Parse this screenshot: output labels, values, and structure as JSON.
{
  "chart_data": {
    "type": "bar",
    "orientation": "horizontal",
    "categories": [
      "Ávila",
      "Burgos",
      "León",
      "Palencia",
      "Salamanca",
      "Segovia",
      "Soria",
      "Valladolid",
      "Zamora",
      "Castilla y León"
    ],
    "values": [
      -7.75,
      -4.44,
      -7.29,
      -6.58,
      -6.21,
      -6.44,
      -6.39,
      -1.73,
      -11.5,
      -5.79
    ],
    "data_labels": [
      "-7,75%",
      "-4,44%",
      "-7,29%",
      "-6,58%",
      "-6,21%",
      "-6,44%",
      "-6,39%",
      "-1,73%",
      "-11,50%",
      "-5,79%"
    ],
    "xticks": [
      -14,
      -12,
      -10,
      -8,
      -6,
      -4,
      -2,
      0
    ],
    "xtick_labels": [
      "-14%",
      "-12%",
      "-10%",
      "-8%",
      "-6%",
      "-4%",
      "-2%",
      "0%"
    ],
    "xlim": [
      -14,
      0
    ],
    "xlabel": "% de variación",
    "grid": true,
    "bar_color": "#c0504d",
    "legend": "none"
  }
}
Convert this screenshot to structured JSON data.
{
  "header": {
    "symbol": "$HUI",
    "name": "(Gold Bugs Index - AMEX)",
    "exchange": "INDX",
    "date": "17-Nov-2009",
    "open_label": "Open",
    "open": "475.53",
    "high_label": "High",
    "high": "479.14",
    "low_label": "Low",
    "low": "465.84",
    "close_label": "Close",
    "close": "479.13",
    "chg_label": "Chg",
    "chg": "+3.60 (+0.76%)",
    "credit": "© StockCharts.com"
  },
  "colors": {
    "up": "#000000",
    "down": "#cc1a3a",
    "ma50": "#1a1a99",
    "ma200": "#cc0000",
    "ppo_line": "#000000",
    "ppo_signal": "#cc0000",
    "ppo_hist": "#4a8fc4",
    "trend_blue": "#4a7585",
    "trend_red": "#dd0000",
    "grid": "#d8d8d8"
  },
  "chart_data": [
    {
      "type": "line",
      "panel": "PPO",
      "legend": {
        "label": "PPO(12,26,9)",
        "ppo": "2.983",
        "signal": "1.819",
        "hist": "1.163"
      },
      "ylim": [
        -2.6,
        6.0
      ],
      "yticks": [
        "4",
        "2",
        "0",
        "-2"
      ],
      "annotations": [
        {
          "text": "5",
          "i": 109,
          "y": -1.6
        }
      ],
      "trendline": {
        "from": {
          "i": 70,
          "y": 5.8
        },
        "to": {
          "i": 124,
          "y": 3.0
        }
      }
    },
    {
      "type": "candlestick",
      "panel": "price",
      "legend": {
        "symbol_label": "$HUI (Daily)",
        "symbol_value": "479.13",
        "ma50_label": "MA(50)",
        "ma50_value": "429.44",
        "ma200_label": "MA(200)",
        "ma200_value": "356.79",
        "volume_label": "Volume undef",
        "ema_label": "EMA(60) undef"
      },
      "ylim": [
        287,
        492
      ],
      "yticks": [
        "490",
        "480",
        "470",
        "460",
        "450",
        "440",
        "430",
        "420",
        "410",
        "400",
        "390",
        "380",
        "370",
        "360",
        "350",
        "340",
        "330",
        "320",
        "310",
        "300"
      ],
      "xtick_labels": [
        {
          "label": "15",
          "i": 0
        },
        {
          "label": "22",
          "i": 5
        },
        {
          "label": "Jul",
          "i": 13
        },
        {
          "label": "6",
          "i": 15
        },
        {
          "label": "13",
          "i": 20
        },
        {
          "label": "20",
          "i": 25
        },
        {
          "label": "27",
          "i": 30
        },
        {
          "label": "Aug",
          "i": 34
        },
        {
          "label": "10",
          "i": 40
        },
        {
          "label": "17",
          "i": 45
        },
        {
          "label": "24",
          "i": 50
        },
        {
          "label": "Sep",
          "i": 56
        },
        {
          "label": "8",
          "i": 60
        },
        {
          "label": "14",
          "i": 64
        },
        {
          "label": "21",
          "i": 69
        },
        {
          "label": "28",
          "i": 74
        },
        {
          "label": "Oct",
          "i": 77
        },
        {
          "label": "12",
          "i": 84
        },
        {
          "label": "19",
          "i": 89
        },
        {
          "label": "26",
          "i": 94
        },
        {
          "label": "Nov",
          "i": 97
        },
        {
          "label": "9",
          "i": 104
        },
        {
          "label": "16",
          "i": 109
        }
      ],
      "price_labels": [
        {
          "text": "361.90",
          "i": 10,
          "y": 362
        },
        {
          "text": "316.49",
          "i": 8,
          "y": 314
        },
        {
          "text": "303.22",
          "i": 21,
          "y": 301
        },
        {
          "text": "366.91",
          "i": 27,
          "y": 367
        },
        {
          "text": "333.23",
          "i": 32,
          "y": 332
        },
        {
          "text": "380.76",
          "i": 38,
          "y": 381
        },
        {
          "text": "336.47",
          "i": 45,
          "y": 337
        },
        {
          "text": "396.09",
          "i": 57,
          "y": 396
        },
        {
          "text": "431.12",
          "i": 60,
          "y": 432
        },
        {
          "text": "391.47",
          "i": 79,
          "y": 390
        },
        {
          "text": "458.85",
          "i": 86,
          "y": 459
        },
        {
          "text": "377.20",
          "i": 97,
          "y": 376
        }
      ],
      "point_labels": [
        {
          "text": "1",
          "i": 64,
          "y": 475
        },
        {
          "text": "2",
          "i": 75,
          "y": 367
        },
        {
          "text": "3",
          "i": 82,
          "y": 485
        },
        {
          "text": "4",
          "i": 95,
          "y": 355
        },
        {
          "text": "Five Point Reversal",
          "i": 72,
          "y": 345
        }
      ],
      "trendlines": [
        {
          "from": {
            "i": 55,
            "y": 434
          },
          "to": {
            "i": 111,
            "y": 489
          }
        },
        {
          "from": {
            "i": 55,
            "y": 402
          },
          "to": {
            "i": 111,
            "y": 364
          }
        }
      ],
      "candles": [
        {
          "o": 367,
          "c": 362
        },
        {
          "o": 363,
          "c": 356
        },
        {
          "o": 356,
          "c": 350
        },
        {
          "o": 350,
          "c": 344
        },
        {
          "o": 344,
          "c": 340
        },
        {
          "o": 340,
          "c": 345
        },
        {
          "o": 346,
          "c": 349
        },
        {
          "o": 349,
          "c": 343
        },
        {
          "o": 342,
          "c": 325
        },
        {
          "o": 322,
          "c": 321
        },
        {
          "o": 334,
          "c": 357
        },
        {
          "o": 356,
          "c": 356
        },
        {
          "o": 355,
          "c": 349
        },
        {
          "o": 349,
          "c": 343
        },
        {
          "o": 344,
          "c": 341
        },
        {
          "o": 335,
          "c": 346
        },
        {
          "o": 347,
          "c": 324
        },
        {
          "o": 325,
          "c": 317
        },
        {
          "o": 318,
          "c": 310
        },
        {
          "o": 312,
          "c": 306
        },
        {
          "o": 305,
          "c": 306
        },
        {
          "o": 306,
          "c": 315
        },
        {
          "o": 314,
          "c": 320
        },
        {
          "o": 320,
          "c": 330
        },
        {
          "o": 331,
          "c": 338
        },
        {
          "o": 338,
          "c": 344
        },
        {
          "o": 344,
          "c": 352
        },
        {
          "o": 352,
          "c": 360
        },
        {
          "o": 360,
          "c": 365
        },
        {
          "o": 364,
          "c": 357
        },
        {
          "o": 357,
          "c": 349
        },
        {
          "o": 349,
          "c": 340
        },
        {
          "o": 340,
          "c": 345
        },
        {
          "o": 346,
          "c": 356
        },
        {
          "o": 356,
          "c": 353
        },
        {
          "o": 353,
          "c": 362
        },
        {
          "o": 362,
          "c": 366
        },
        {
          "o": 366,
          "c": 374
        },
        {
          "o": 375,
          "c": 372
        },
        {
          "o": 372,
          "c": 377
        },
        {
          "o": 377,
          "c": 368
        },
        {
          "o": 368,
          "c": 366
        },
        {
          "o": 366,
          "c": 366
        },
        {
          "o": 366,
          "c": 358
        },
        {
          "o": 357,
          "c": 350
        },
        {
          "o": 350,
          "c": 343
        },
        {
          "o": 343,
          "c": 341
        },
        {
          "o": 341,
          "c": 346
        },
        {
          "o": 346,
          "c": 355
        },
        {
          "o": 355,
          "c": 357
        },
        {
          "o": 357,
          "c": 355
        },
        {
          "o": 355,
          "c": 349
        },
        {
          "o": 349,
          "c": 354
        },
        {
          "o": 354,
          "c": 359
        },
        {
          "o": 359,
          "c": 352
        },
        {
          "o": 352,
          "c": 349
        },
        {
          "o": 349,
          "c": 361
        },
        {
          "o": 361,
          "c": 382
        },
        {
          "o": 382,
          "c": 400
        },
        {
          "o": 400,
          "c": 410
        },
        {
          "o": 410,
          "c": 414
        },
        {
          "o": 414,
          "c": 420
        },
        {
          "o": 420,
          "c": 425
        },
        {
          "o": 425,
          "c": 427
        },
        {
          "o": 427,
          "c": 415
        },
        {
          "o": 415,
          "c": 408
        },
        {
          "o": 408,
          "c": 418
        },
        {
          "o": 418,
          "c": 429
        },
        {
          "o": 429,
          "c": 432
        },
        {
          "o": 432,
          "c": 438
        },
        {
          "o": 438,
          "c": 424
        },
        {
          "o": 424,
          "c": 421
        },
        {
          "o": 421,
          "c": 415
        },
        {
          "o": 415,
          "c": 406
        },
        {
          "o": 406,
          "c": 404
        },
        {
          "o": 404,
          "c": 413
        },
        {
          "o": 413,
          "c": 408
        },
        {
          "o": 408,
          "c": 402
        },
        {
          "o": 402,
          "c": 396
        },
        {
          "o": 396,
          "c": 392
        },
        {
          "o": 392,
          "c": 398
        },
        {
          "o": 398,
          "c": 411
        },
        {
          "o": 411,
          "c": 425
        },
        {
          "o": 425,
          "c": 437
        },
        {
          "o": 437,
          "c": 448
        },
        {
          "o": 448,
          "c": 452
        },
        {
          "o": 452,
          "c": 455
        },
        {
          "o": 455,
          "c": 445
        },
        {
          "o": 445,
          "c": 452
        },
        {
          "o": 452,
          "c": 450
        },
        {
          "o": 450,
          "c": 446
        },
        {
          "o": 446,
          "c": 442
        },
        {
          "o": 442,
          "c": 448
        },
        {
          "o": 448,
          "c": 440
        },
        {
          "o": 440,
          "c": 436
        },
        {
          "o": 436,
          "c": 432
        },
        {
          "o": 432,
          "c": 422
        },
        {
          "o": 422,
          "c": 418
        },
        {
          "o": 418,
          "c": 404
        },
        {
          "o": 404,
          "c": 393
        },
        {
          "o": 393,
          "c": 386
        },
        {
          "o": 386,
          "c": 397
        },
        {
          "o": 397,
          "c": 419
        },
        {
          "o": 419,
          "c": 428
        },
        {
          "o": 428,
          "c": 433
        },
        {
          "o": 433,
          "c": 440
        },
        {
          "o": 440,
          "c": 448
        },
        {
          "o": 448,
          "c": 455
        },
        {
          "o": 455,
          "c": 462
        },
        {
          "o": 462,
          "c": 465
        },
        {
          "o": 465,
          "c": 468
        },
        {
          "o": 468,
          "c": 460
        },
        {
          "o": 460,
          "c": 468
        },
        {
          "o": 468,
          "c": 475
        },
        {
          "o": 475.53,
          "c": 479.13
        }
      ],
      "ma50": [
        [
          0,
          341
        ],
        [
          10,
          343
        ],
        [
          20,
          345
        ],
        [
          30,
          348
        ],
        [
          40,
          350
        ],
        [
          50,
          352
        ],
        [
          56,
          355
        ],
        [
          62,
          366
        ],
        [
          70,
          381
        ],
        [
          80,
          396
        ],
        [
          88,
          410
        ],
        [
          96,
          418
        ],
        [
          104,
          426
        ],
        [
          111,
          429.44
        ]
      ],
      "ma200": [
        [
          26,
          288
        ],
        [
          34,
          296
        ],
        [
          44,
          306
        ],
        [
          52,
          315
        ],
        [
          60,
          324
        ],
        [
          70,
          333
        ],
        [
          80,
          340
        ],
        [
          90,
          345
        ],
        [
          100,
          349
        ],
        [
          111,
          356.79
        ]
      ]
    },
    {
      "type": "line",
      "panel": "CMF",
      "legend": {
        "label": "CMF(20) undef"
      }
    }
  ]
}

☆ ☆ ☆ ☆

### [REQUIRED TASK]
Among the lines of the material, find those that hold the word "this" and copy them.

### [COMPLETED EXERCISE]
Parse this screenshot: output labels, values, and structure as JSON.
Convert this screenshot to structured JSON data.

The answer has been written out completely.